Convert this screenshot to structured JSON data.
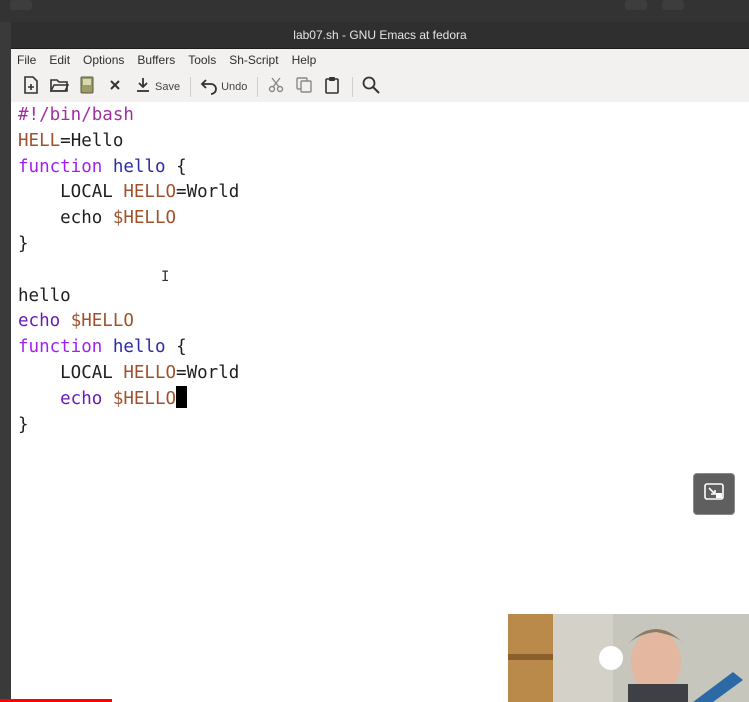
{
  "window": {
    "title": "lab07.sh - GNU Emacs at fedora"
  },
  "menubar": {
    "items": [
      "File",
      "Edit",
      "Options",
      "Buffers",
      "Tools",
      "Sh-Script",
      "Help"
    ]
  },
  "toolbar": {
    "save_label": "Save",
    "undo_label": "Undo",
    "icons": [
      "new-file-icon",
      "open-folder-icon",
      "save-disk-icon",
      "close-icon",
      "save-icon",
      "undo-icon",
      "cut-icon",
      "copy-icon",
      "paste-icon",
      "search-icon"
    ]
  },
  "editor": {
    "lines": [
      [
        {
          "t": "#!/bin/bash",
          "c": "comment"
        }
      ],
      [
        {
          "t": "HELL",
          "c": "var"
        },
        {
          "t": "=Hello",
          "c": ""
        }
      ],
      [
        {
          "t": "function",
          "c": "kw"
        },
        {
          "t": " ",
          "c": ""
        },
        {
          "t": "hello",
          "c": "fn"
        },
        {
          "t": " {",
          "c": ""
        }
      ],
      [
        {
          "t": "    LOCAL ",
          "c": ""
        },
        {
          "t": "HELLO",
          "c": "var"
        },
        {
          "t": "=World",
          "c": ""
        }
      ],
      [
        {
          "t": "    echo ",
          "c": ""
        },
        {
          "t": "$HELLO",
          "c": "var"
        }
      ],
      [
        {
          "t": "}",
          "c": ""
        }
      ],
      [],
      [
        {
          "t": "hello",
          "c": ""
        }
      ],
      [
        {
          "t": "echo ",
          "c": "kw2"
        },
        {
          "t": "$HELLO",
          "c": "var"
        }
      ],
      [
        {
          "t": "function",
          "c": "kw"
        },
        {
          "t": " ",
          "c": ""
        },
        {
          "t": "hello",
          "c": "fn"
        },
        {
          "t": " {",
          "c": ""
        }
      ],
      [
        {
          "t": "    LOCAL ",
          "c": ""
        },
        {
          "t": "HELLO",
          "c": "var"
        },
        {
          "t": "=World",
          "c": ""
        }
      ],
      [
        {
          "t": "    echo ",
          "c": "kw2"
        },
        {
          "t": "$HELLO",
          "c": "var"
        },
        {
          "cursor": true
        }
      ],
      [
        {
          "t": "}",
          "c": ""
        }
      ]
    ]
  },
  "colors": {
    "comment": "#a32fa3",
    "variable": "#a0522d",
    "keyword": "#a020f0",
    "function_name": "#2a2aaa",
    "video_progress": "#ff0000"
  },
  "video": {
    "progress_fraction": 0.15
  }
}
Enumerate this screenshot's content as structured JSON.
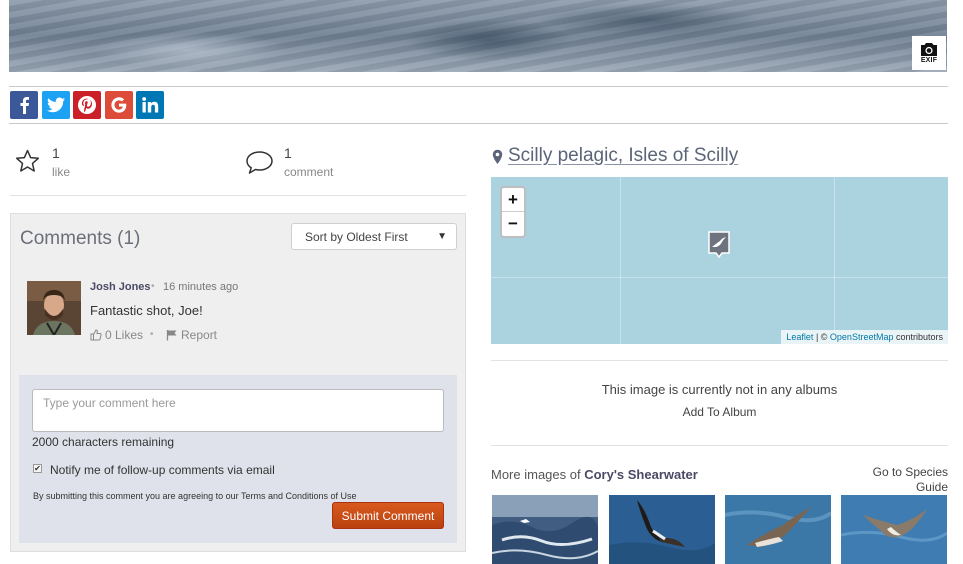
{
  "hero": {
    "exif_label": "EXIF"
  },
  "share": [
    {
      "network": "facebook",
      "glyph": "f",
      "color": "#3b5998"
    },
    {
      "network": "twitter",
      "glyph": "t",
      "color": "#1da1f2"
    },
    {
      "network": "pinterest",
      "glyph": "P",
      "color": "#cb2027"
    },
    {
      "network": "google",
      "glyph": "G",
      "color": "#dd4b39"
    },
    {
      "network": "linkedin",
      "glyph": "in",
      "color": "#0077b5"
    }
  ],
  "stats": {
    "likes": {
      "count": "1",
      "label": "like",
      "icon": "star-icon"
    },
    "comments": {
      "count": "1",
      "label": "comment",
      "icon": "speech-bubble-icon"
    }
  },
  "comments": {
    "title": "Comments (1)",
    "sort": {
      "selected": "Sort by Oldest First"
    },
    "items": [
      {
        "author": "Josh Jones",
        "time": "16 minutes ago",
        "text": "Fantastic shot, Joe!",
        "likes_label": "0 Likes",
        "report_label": "Report"
      }
    ],
    "form": {
      "placeholder": "Type your comment here",
      "chars_remaining": "2000 characters remaining",
      "notify_checked": true,
      "notify_label": "Notify me of follow-up comments via email",
      "terms_prefix": "By submitting this comment you are agreeing to our ",
      "terms_link": "Terms and Conditions of Use",
      "submit_label": "Submit Comment"
    }
  },
  "location": {
    "name": "Scilly pelagic, Isles of Scilly"
  },
  "map": {
    "zoom_in": "+",
    "zoom_out": "−",
    "attribution": {
      "leaflet": "Leaflet",
      "separator": " | © ",
      "osm": "OpenStreetMap",
      "suffix": " contributors"
    }
  },
  "albums": {
    "note": "This image is currently not in any albums",
    "add_label": "Add To Album"
  },
  "more": {
    "prefix": "More images of ",
    "species": "Cory's Shearwater",
    "guide_line1": "Go to Species",
    "guide_line2": "Guide"
  }
}
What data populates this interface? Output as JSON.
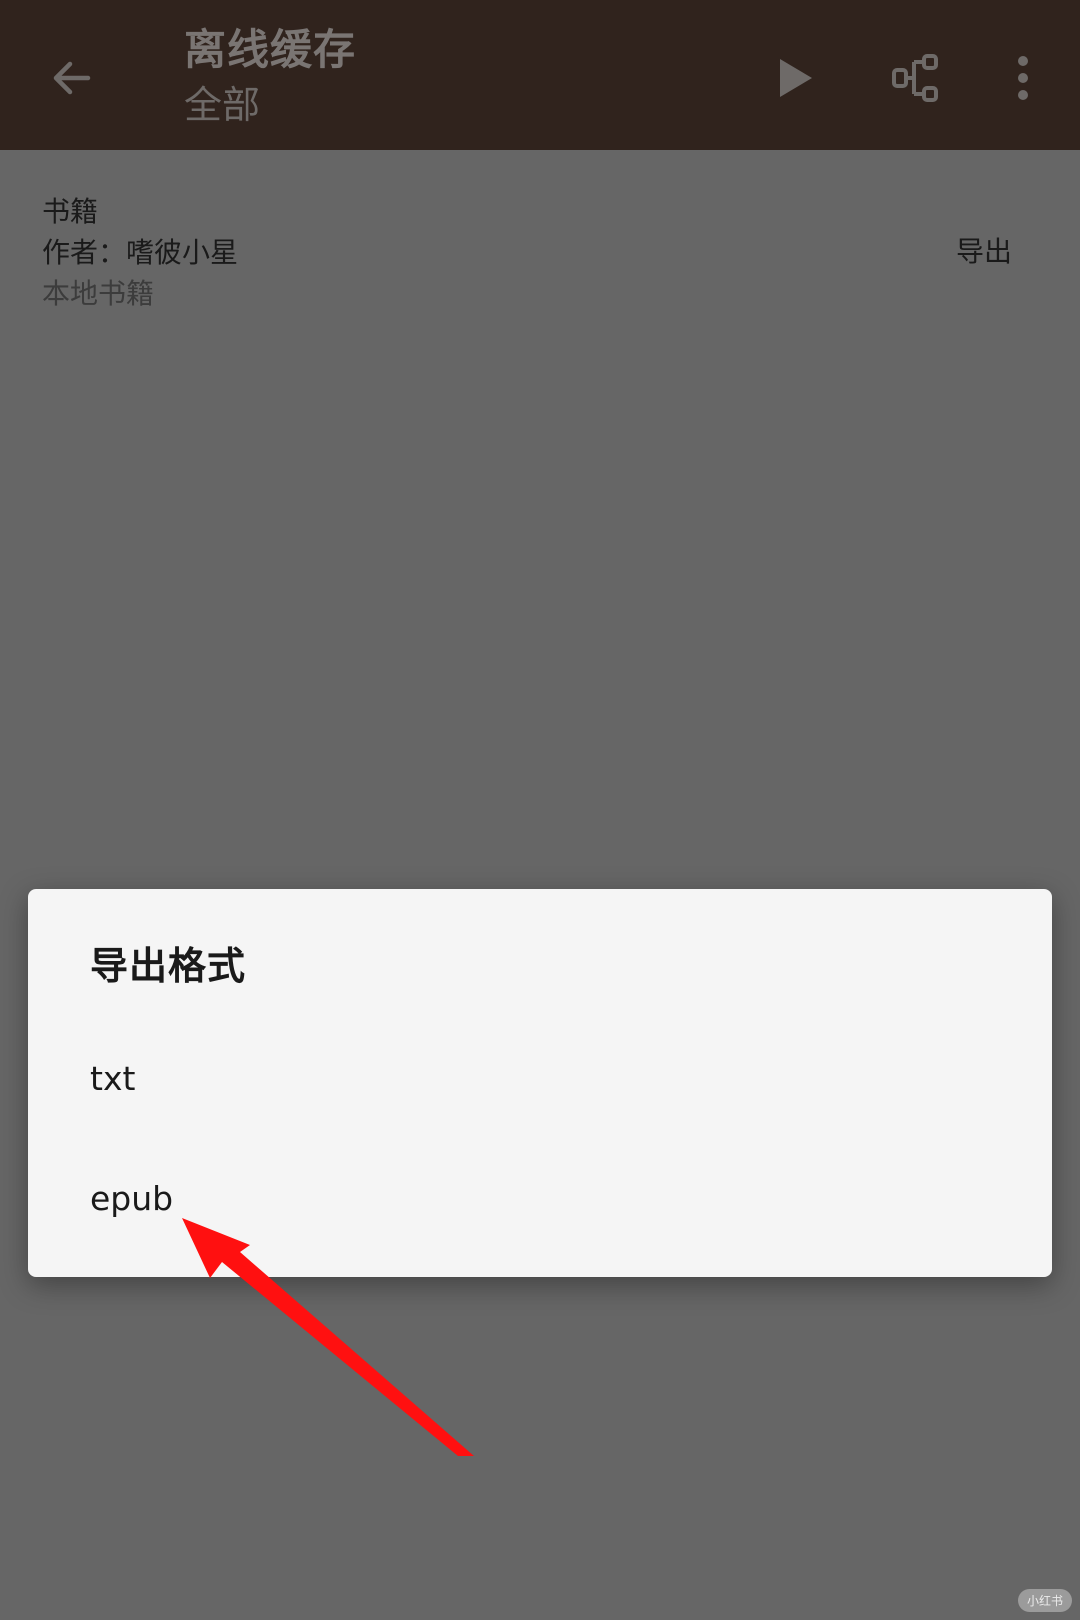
{
  "header": {
    "title": "离线缓存",
    "subtitle": "全部",
    "back_icon": "arrow-back-icon",
    "play_icon": "play-icon",
    "tree_icon": "tree-structure-icon",
    "more_icon": "more-vertical-icon"
  },
  "book": {
    "title": "书籍",
    "author": "作者：嗜彼小星",
    "source": "本地书籍",
    "export_label": "导出"
  },
  "dialog": {
    "title": "导出格式",
    "options": [
      {
        "label": "txt"
      },
      {
        "label": "epub"
      }
    ]
  },
  "annotation": {
    "color": "#ff1010",
    "target": "epub"
  },
  "watermark": {
    "text": "小红书"
  },
  "colors": {
    "app_bar": "#30231d",
    "scrim": "#666666",
    "dialog_bg": "#f5f5f5"
  }
}
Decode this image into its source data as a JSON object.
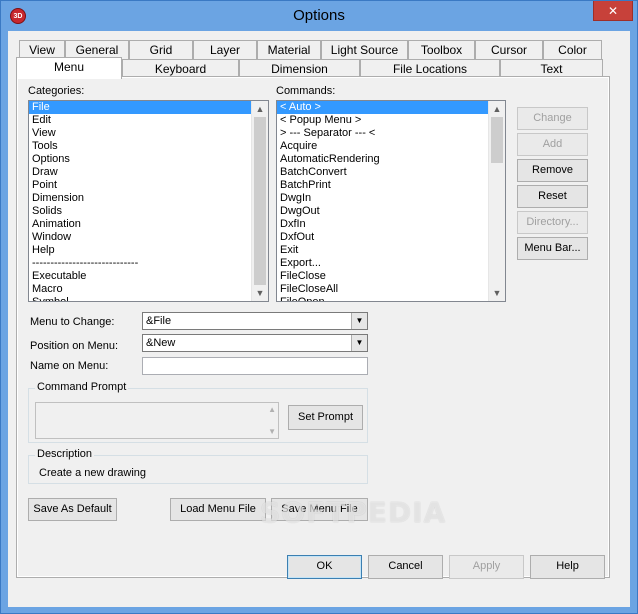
{
  "window": {
    "title": "Options",
    "close_glyph": "✕",
    "icon_text": "3D"
  },
  "tabs_row1": [
    "View",
    "General",
    "Grid",
    "Layer",
    "Material",
    "Light Source",
    "Toolbox",
    "Cursor",
    "Color"
  ],
  "tabs_row2": [
    "Menu",
    "Keyboard",
    "Dimension",
    "File Locations",
    "Text"
  ],
  "active_tab": "Menu",
  "categories": {
    "label": "Categories:",
    "items": [
      "File",
      "Edit",
      "View",
      "Tools",
      "Options",
      "Draw",
      "Point",
      "Dimension",
      "Solids",
      "Animation",
      "Window",
      "Help",
      "-----------------------------",
      "Executable",
      "Macro",
      "Symbol"
    ],
    "selected": "File"
  },
  "commands": {
    "label": "Commands:",
    "items": [
      "< Auto >",
      "< Popup Menu >",
      "> --- Separator --- <",
      "Acquire",
      "AutomaticRendering",
      "BatchConvert",
      "BatchPrint",
      "DwgIn",
      "DwgOut",
      "DxfIn",
      "DxfOut",
      "Exit",
      "Export...",
      "FileClose",
      "FileCloseAll",
      "FileOpen"
    ],
    "selected": "< Auto >"
  },
  "side_buttons": {
    "change": "Change",
    "add": "Add",
    "remove": "Remove",
    "reset": "Reset",
    "directory": "Directory...",
    "menu_bar": "Menu Bar..."
  },
  "form": {
    "menu_to_change_label": "Menu to Change:",
    "menu_to_change_value": "&File",
    "position_label": "Position on Menu:",
    "position_value": "&New",
    "name_label": "Name on Menu:",
    "name_value": ""
  },
  "command_prompt": {
    "title": "Command Prompt",
    "set_prompt": "Set Prompt",
    "value": ""
  },
  "description": {
    "title": "Description",
    "text": "Create a new drawing"
  },
  "bottom_buttons": {
    "save_default": "Save As Default",
    "load_menu": "Load Menu File",
    "save_menu": "Save Menu File"
  },
  "dialog_buttons": {
    "ok": "OK",
    "cancel": "Cancel",
    "apply": "Apply",
    "help": "Help"
  },
  "watermark": "SOFTPEDIA"
}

= TASK DETAILS =
Repeat each record exactly as shown above, dropping all images.

= TASK OUTPUT =
Convert this screenshot to structured JSON data.
{
  "window": {
    "title": "lab07.sh - GNU Emacs at fedora"
  },
  "menubar": {
    "items": [
      "File",
      "Edit",
      "Options",
      "Buffers",
      "Tools",
      "Sh-Script",
      "Help"
    ]
  },
  "toolbar": {
    "save_label": "Save",
    "undo_label": "Undo",
    "icons": [
      "new-file-icon",
      "open-folder-icon",
      "save-disk-icon",
      "close-icon",
      "save-icon",
      "undo-icon",
      "cut-icon",
      "copy-icon",
      "paste-icon",
      "search-icon"
    ]
  },
  "editor": {
    "lines": [
      [
        {
          "t": "#!/bin/bash",
          "c": "comment"
        }
      ],
      [
        {
          "t": "HELL",
          "c": "var"
        },
        {
          "t": "=Hello",
          "c": ""
        }
      ],
      [
        {
          "t": "function",
          "c": "kw"
        },
        {
          "t": " ",
          "c": ""
        },
        {
          "t": "hello",
          "c": "fn"
        },
        {
          "t": " {",
          "c": ""
        }
      ],
      [
        {
          "t": "    LOCAL ",
          "c": ""
        },
        {
          "t": "HELLO",
          "c": "var"
        },
        {
          "t": "=World",
          "c": ""
        }
      ],
      [
        {
          "t": "    echo ",
          "c": ""
        },
        {
          "t": "$HELLO",
          "c": "var"
        }
      ],
      [
        {
          "t": "}",
          "c": ""
        }
      ],
      [],
      [
        {
          "t": "hello",
          "c": ""
        }
      ],
      [
        {
          "t": "echo ",
          "c": "kw2"
        },
        {
          "t": "$HELLO",
          "c": "var"
        }
      ],
      [
        {
          "t": "function",
          "c": "kw"
        },
        {
          "t": " ",
          "c": ""
        },
        {
          "t": "hello",
          "c": "fn"
        },
        {
          "t": " {",
          "c": ""
        }
      ],
      [
        {
          "t": "    LOCAL ",
          "c": ""
        },
        {
          "t": "HELLO",
          "c": "var"
        },
        {
          "t": "=World",
          "c": ""
        }
      ],
      [
        {
          "t": "    echo ",
          "c": "kw2"
        },
        {
          "t": "$HELLO",
          "c": "var"
        },
        {
          "cursor": true
        }
      ],
      [
        {
          "t": "}",
          "c": ""
        }
      ]
    ]
  },
  "colors": {
    "comment": "#a32fa3",
    "variable": "#a0522d",
    "keyword": "#a020f0",
    "function_name": "#2a2aaa",
    "video_progress": "#ff0000"
  },
  "video": {
    "progress_fraction": 0.15
  }
}
Enumerate this screenshot's content as structured JSON.
{
  "hero": {
    "exif_label": "EXIF"
  },
  "share": [
    {
      "network": "facebook",
      "glyph": "f",
      "color": "#3b5998"
    },
    {
      "network": "twitter",
      "glyph": "t",
      "color": "#1da1f2"
    },
    {
      "network": "pinterest",
      "glyph": "P",
      "color": "#cb2027"
    },
    {
      "network": "google",
      "glyph": "G",
      "color": "#dd4b39"
    },
    {
      "network": "linkedin",
      "glyph": "in",
      "color": "#0077b5"
    }
  ],
  "stats": {
    "likes": {
      "count": "1",
      "label": "like",
      "icon": "star-icon"
    },
    "comments": {
      "count": "1",
      "label": "comment",
      "icon": "speech-bubble-icon"
    }
  },
  "comments": {
    "title": "Comments (1)",
    "sort": {
      "selected": "Sort by Oldest First"
    },
    "items": [
      {
        "author": "Josh Jones",
        "time": "16 minutes ago",
        "text": "Fantastic shot, Joe!",
        "likes_label": "0 Likes",
        "report_label": "Report"
      }
    ],
    "form": {
      "placeholder": "Type your comment here",
      "chars_remaining": "2000 characters remaining",
      "notify_checked": true,
      "notify_label": "Notify me of follow-up comments via email",
      "terms_prefix": "By submitting this comment you are agreeing to our ",
      "terms_link": "Terms and Conditions of Use",
      "submit_label": "Submit Comment"
    }
  },
  "location": {
    "name": "Scilly pelagic, Isles of Scilly"
  },
  "map": {
    "zoom_in": "+",
    "zoom_out": "−",
    "attribution": {
      "leaflet": "Leaflet",
      "separator": " | © ",
      "osm": "OpenStreetMap",
      "suffix": " contributors"
    }
  },
  "albums": {
    "note": "This image is currently not in any albums",
    "add_label": "Add To Album"
  },
  "more": {
    "prefix": "More images of ",
    "species": "Cory's Shearwater",
    "guide_line1": "Go to Species",
    "guide_line2": "Guide"
  }
}
What data populates this interface? Output as JSON.
{
  "header": {
    "title": "离线缓存",
    "subtitle": "全部",
    "back_icon": "arrow-back-icon",
    "play_icon": "play-icon",
    "tree_icon": "tree-structure-icon",
    "more_icon": "more-vertical-icon"
  },
  "book": {
    "title": "书籍",
    "author": "作者：嗜彼小星",
    "source": "本地书籍",
    "export_label": "导出"
  },
  "dialog": {
    "title": "导出格式",
    "options": [
      {
        "label": "txt"
      },
      {
        "label": "epub"
      }
    ]
  },
  "annotation": {
    "color": "#ff1010",
    "target": "epub"
  },
  "watermark": {
    "text": "小红书"
  },
  "colors": {
    "app_bar": "#30231d",
    "scrim": "#666666",
    "dialog_bg": "#f5f5f5"
  }
}
Decode this image into its source data as a JSON object.
{
  "window": {
    "title": "Options",
    "close_glyph": "✕",
    "icon_text": "3D"
  },
  "tabs_row1": [
    "View",
    "General",
    "Grid",
    "Layer",
    "Material",
    "Light Source",
    "Toolbox",
    "Cursor",
    "Color"
  ],
  "tabs_row2": [
    "Menu",
    "Keyboard",
    "Dimension",
    "File Locations",
    "Text"
  ],
  "active_tab": "Menu",
  "categories": {
    "label": "Categories:",
    "items": [
      "File",
      "Edit",
      "View",
      "Tools",
      "Options",
      "Draw",
      "Point",
      "Dimension",
      "Solids",
      "Animation",
      "Window",
      "Help",
      "-----------------------------",
      "Executable",
      "Macro",
      "Symbol"
    ],
    "selected": "File"
  },
  "commands": {
    "label": "Commands:",
    "items": [
      "< Auto >",
      "< Popup Menu >",
      "> --- Separator --- <",
      "Acquire",
      "AutomaticRendering",
      "BatchConvert",
      "BatchPrint",
      "DwgIn",
      "DwgOut",
      "DxfIn",
      "DxfOut",
      "Exit",
      "Export...",
      "FileClose",
      "FileCloseAll",
      "FileOpen"
    ],
    "selected": "< Auto >"
  },
  "side_buttons": {
    "change": "Change",
    "add": "Add",
    "remove": "Remove",
    "reset": "Reset",
    "directory": "Directory...",
    "menu_bar": "Menu Bar..."
  },
  "form": {
    "menu_to_change_label": "Menu to Change:",
    "menu_to_change_value": "&File",
    "position_label": "Position on Menu:",
    "position_value": "&New",
    "name_label": "Name on Menu:",
    "name_value": ""
  },
  "command_prompt": {
    "title": "Command Prompt",
    "set_prompt": "Set Prompt",
    "value": ""
  },
  "description": {
    "title": "Description",
    "text": "Create a new drawing"
  },
  "bottom_buttons": {
    "save_default": "Save As Default",
    "load_menu": "Load Menu File",
    "save_menu": "Save Menu File"
  },
  "dialog_buttons": {
    "ok": "OK",
    "cancel": "Cancel",
    "apply": "Apply",
    "help": "Help"
  },
  "watermark": "SOFTPEDIA"
}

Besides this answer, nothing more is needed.